◆ **Request**:
Could you extract every entry below and reproduce it exactly?

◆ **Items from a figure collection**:
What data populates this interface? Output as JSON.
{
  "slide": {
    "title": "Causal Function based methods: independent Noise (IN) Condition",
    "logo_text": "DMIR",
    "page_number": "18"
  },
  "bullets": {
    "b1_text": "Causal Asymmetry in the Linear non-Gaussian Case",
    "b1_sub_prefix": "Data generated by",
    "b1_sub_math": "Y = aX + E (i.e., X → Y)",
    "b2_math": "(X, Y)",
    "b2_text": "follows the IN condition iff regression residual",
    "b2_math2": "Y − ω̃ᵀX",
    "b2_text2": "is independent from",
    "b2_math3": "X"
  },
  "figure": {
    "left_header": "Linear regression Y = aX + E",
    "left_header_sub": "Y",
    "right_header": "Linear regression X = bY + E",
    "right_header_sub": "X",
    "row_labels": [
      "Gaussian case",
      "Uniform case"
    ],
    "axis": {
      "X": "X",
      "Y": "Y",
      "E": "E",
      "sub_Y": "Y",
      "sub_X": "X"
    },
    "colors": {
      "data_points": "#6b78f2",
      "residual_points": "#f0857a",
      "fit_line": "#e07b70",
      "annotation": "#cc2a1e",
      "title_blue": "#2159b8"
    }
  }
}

◆ **Task response**:
What data populates this interface? Output as JSON.
{
  "slide": {
    "title": "Causal Function based methods: independent Noise (IN) Condition",
    "logo_text": "DMIR",
    "page_number": "18"
  },
  "bullets": {
    "b1_text": "Causal Asymmetry in the Linear non-Gaussian Case",
    "b1_sub_prefix": "Data generated by",
    "b1_sub_math": "Y = aX + E (i.e., X → Y)",
    "b2_math": "(X, Y)",
    "b2_text": "follows the IN condition iff regression residual",
    "b2_math2": "Y − ω̃ᵀX",
    "b2_text2": "is independent from",
    "b2_math3": "X"
  },
  "figure": {
    "left_header": "Linear regression Y = aX + E",
    "left_header_sub": "Y",
    "right_header": "Linear regression X = bY + E",
    "right_header_sub": "X",
    "row_labels": [
      "Gaussian case",
      "Uniform case"
    ],
    "axis": {
      "X": "X",
      "Y": "Y",
      "E": "E",
      "sub_Y": "Y",
      "sub_X": "X"
    },
    "colors": {
      "data_points": "#6b78f2",
      "residual_points": "#f0857a",
      "fit_line": "#e07b70",
      "annotation": "#cc2a1e",
      "title_blue": "#2159b8"
    }
  }
}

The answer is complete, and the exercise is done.